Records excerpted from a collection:
○ ○ ○ ○ ○

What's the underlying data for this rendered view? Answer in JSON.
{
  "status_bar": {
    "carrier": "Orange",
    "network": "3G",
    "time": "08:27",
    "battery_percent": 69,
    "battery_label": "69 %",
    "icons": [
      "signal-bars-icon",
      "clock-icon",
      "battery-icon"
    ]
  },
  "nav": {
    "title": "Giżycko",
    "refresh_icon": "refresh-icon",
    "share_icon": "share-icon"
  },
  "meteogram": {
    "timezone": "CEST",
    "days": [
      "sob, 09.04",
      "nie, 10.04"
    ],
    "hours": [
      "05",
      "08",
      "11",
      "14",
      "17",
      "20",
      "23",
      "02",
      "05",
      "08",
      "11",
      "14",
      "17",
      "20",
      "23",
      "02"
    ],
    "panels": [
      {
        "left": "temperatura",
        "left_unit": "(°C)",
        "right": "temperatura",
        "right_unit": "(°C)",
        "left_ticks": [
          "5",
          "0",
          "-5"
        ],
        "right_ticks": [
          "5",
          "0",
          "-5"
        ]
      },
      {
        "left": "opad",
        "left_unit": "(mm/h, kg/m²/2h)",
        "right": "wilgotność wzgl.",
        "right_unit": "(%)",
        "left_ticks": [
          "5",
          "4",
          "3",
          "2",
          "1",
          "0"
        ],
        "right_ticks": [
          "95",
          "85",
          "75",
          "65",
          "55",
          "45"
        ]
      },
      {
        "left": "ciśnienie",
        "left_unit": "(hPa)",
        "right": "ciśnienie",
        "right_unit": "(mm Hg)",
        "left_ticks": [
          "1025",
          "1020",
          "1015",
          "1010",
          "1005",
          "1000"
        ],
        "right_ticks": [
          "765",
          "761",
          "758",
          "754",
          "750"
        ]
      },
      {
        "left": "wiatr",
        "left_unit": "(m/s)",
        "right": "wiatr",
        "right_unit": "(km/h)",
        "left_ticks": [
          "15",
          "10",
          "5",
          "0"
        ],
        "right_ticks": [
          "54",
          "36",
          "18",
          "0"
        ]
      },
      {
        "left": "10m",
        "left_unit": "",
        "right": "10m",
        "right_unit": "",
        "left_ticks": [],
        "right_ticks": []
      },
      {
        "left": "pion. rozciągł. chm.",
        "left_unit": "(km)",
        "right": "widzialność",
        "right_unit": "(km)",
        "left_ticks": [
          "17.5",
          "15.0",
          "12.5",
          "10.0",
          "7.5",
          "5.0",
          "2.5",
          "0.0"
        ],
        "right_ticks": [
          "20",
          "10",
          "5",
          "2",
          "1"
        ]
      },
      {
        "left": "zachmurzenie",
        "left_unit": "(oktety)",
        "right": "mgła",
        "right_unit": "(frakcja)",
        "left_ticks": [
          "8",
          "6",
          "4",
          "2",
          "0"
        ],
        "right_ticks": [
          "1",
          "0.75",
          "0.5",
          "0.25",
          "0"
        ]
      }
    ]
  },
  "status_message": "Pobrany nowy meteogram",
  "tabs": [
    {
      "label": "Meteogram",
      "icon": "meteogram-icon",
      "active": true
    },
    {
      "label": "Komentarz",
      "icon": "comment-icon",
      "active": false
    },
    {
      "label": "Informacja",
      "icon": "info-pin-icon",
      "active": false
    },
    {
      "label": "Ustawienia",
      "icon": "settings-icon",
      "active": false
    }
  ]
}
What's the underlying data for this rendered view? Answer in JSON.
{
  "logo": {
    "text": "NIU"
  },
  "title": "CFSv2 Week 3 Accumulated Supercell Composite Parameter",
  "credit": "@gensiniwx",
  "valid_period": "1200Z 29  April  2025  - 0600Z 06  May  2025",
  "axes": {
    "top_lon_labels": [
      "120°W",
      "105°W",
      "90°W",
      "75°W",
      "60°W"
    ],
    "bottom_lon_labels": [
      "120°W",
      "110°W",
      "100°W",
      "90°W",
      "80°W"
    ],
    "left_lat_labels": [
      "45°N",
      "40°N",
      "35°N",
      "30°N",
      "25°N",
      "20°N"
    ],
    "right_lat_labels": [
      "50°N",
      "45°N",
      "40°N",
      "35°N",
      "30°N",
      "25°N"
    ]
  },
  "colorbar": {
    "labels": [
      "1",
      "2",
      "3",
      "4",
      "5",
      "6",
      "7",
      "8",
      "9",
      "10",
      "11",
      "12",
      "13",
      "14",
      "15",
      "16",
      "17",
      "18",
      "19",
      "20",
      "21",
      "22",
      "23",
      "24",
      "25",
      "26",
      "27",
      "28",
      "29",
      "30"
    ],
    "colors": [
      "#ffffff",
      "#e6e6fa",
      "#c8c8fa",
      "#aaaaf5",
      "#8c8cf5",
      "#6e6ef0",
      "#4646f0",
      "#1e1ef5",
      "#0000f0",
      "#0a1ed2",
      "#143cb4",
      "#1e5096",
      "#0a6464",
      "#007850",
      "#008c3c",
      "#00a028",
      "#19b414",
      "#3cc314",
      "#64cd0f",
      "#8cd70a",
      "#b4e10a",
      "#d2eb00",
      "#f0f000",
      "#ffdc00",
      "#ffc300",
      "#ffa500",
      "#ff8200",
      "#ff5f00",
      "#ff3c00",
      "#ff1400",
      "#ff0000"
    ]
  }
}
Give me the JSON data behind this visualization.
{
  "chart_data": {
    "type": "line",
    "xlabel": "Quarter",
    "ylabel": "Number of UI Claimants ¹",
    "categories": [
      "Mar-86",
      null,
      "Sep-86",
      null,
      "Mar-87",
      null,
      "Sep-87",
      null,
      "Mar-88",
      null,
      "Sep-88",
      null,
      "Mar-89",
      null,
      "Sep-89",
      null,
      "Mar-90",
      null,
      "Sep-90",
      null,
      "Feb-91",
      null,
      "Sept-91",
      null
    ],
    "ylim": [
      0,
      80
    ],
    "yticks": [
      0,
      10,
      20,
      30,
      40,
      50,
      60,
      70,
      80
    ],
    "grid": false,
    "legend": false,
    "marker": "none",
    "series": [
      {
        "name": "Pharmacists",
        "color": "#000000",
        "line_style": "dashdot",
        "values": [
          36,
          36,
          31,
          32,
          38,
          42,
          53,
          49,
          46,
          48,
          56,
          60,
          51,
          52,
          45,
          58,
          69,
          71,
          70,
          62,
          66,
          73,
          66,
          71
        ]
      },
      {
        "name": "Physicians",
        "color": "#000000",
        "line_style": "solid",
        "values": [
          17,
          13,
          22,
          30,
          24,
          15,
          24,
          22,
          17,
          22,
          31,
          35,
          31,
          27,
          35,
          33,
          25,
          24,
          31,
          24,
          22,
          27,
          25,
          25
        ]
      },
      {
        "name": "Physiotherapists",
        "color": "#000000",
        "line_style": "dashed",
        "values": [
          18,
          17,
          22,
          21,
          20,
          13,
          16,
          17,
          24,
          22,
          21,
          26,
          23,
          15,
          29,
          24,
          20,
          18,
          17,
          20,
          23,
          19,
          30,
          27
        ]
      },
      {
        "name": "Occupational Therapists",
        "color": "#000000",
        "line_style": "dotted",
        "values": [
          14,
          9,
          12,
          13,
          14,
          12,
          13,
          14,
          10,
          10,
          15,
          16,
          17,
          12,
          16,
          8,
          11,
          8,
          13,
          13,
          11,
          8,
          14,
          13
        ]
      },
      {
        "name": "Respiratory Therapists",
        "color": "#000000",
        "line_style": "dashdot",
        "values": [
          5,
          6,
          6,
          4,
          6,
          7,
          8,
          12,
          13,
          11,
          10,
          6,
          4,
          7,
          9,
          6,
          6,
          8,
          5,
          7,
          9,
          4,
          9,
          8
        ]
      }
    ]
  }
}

○ ○ ○ ○ ○

Give all the records again. Match them exactly.

Full output
What's the underlying data for this rendered view? Answer in JSON.
{
  "status_bar": {
    "carrier": "Orange",
    "network": "3G",
    "time": "08:27",
    "battery_percent": 69,
    "battery_label": "69 %",
    "icons": [
      "signal-bars-icon",
      "clock-icon",
      "battery-icon"
    ]
  },
  "nav": {
    "title": "Giżycko",
    "refresh_icon": "refresh-icon",
    "share_icon": "share-icon"
  },
  "meteogram": {
    "timezone": "CEST",
    "days": [
      "sob, 09.04",
      "nie, 10.04"
    ],
    "hours": [
      "05",
      "08",
      "11",
      "14",
      "17",
      "20",
      "23",
      "02",
      "05",
      "08",
      "11",
      "14",
      "17",
      "20",
      "23",
      "02"
    ],
    "panels": [
      {
        "left": "temperatura",
        "left_unit": "(°C)",
        "right": "temperatura",
        "right_unit": "(°C)",
        "left_ticks": [
          "5",
          "0",
          "-5"
        ],
        "right_ticks": [
          "5",
          "0",
          "-5"
        ]
      },
      {
        "left": "opad",
        "left_unit": "(mm/h, kg/m²/2h)",
        "right": "wilgotność wzgl.",
        "right_unit": "(%)",
        "left_ticks": [
          "5",
          "4",
          "3",
          "2",
          "1",
          "0"
        ],
        "right_ticks": [
          "95",
          "85",
          "75",
          "65",
          "55",
          "45"
        ]
      },
      {
        "left": "ciśnienie",
        "left_unit": "(hPa)",
        "right": "ciśnienie",
        "right_unit": "(mm Hg)",
        "left_ticks": [
          "1025",
          "1020",
          "1015",
          "1010",
          "1005",
          "1000"
        ],
        "right_ticks": [
          "765",
          "761",
          "758",
          "754",
          "750"
        ]
      },
      {
        "left": "wiatr",
        "left_unit": "(m/s)",
        "right": "wiatr",
        "right_unit": "(km/h)",
        "left_ticks": [
          "15",
          "10",
          "5",
          "0"
        ],
        "right_ticks": [
          "54",
          "36",
          "18",
          "0"
        ]
      },
      {
        "left": "10m",
        "left_unit": "",
        "right": "10m",
        "right_unit": "",
        "left_ticks": [],
        "right_ticks": []
      },
      {
        "left": "pion. rozciągł. chm.",
        "left_unit": "(km)",
        "right": "widzialność",
        "right_unit": "(km)",
        "left_ticks": [
          "17.5",
          "15.0",
          "12.5",
          "10.0",
          "7.5",
          "5.0",
          "2.5",
          "0.0"
        ],
        "right_ticks": [
          "20",
          "10",
          "5",
          "2",
          "1"
        ]
      },
      {
        "left": "zachmurzenie",
        "left_unit": "(oktety)",
        "right": "mgła",
        "right_unit": "(frakcja)",
        "left_ticks": [
          "8",
          "6",
          "4",
          "2",
          "0"
        ],
        "right_ticks": [
          "1",
          "0.75",
          "0.5",
          "0.25",
          "0"
        ]
      }
    ]
  },
  "status_message": "Pobrany nowy meteogram",
  "tabs": [
    {
      "label": "Meteogram",
      "icon": "meteogram-icon",
      "active": true
    },
    {
      "label": "Komentarz",
      "icon": "comment-icon",
      "active": false
    },
    {
      "label": "Informacja",
      "icon": "info-pin-icon",
      "active": false
    },
    {
      "label": "Ustawienia",
      "icon": "settings-icon",
      "active": false
    }
  ]
}
What's the underlying data for this rendered view? Answer in JSON.
{
  "logo": {
    "text": "NIU"
  },
  "title": "CFSv2 Week 3 Accumulated Supercell Composite Parameter",
  "credit": "@gensiniwx",
  "valid_period": "1200Z 29  April  2025  - 0600Z 06  May  2025",
  "axes": {
    "top_lon_labels": [
      "120°W",
      "105°W",
      "90°W",
      "75°W",
      "60°W"
    ],
    "bottom_lon_labels": [
      "120°W",
      "110°W",
      "100°W",
      "90°W",
      "80°W"
    ],
    "left_lat_labels": [
      "45°N",
      "40°N",
      "35°N",
      "30°N",
      "25°N",
      "20°N"
    ],
    "right_lat_labels": [
      "50°N",
      "45°N",
      "40°N",
      "35°N",
      "30°N",
      "25°N"
    ]
  },
  "colorbar": {
    "labels": [
      "1",
      "2",
      "3",
      "4",
      "5",
      "6",
      "7",
      "8",
      "9",
      "10",
      "11",
      "12",
      "13",
      "14",
      "15",
      "16",
      "17",
      "18",
      "19",
      "20",
      "21",
      "22",
      "23",
      "24",
      "25",
      "26",
      "27",
      "28",
      "29",
      "30"
    ],
    "colors": [
      "#ffffff",
      "#e6e6fa",
      "#c8c8fa",
      "#aaaaf5",
      "#8c8cf5",
      "#6e6ef0",
      "#4646f0",
      "#1e1ef5",
      "#0000f0",
      "#0a1ed2",
      "#143cb4",
      "#1e5096",
      "#0a6464",
      "#007850",
      "#008c3c",
      "#00a028",
      "#19b414",
      "#3cc314",
      "#64cd0f",
      "#8cd70a",
      "#b4e10a",
      "#d2eb00",
      "#f0f000",
      "#ffdc00",
      "#ffc300",
      "#ffa500",
      "#ff8200",
      "#ff5f00",
      "#ff3c00",
      "#ff1400",
      "#ff0000"
    ]
  }
}
Give me the JSON data behind this visualization.
{
  "chart_data": {
    "type": "line",
    "xlabel": "Quarter",
    "ylabel": "Number of UI Claimants ¹",
    "categories": [
      "Mar-86",
      null,
      "Sep-86",
      null,
      "Mar-87",
      null,
      "Sep-87",
      null,
      "Mar-88",
      null,
      "Sep-88",
      null,
      "Mar-89",
      null,
      "Sep-89",
      null,
      "Mar-90",
      null,
      "Sep-90",
      null,
      "Feb-91",
      null,
      "Sept-91",
      null
    ],
    "ylim": [
      0,
      80
    ],
    "yticks": [
      0,
      10,
      20,
      30,
      40,
      50,
      60,
      70,
      80
    ],
    "grid": false,
    "legend": false,
    "marker": "none",
    "series": [
      {
        "name": "Pharmacists",
        "color": "#000000",
        "line_style": "dashdot",
        "values": [
          36,
          36,
          31,
          32,
          38,
          42,
          53,
          49,
          46,
          48,
          56,
          60,
          51,
          52,
          45,
          58,
          69,
          71,
          70,
          62,
          66,
          73,
          66,
          71
        ]
      },
      {
        "name": "Physicians",
        "color": "#000000",
        "line_style": "solid",
        "values": [
          17,
          13,
          22,
          30,
          24,
          15,
          24,
          22,
          17,
          22,
          31,
          35,
          31,
          27,
          35,
          33,
          25,
          24,
          31,
          24,
          22,
          27,
          25,
          25
        ]
      },
      {
        "name": "Physiotherapists",
        "color": "#000000",
        "line_style": "dashed",
        "values": [
          18,
          17,
          22,
          21,
          20,
          13,
          16,
          17,
          24,
          22,
          21,
          26,
          23,
          15,
          29,
          24,
          20,
          18,
          17,
          20,
          23,
          19,
          30,
          27
        ]
      },
      {
        "name": "Occupational Therapists",
        "color": "#000000",
        "line_style": "dotted",
        "values": [
          14,
          9,
          12,
          13,
          14,
          12,
          13,
          14,
          10,
          10,
          15,
          16,
          17,
          12,
          16,
          8,
          11,
          8,
          13,
          13,
          11,
          8,
          14,
          13
        ]
      },
      {
        "name": "Respiratory Therapists",
        "color": "#000000",
        "line_style": "dashdot",
        "values": [
          5,
          6,
          6,
          4,
          6,
          7,
          8,
          12,
          13,
          11,
          10,
          6,
          4,
          7,
          9,
          6,
          6,
          8,
          5,
          7,
          9,
          4,
          9,
          8
        ]
      }
    ]
  }
}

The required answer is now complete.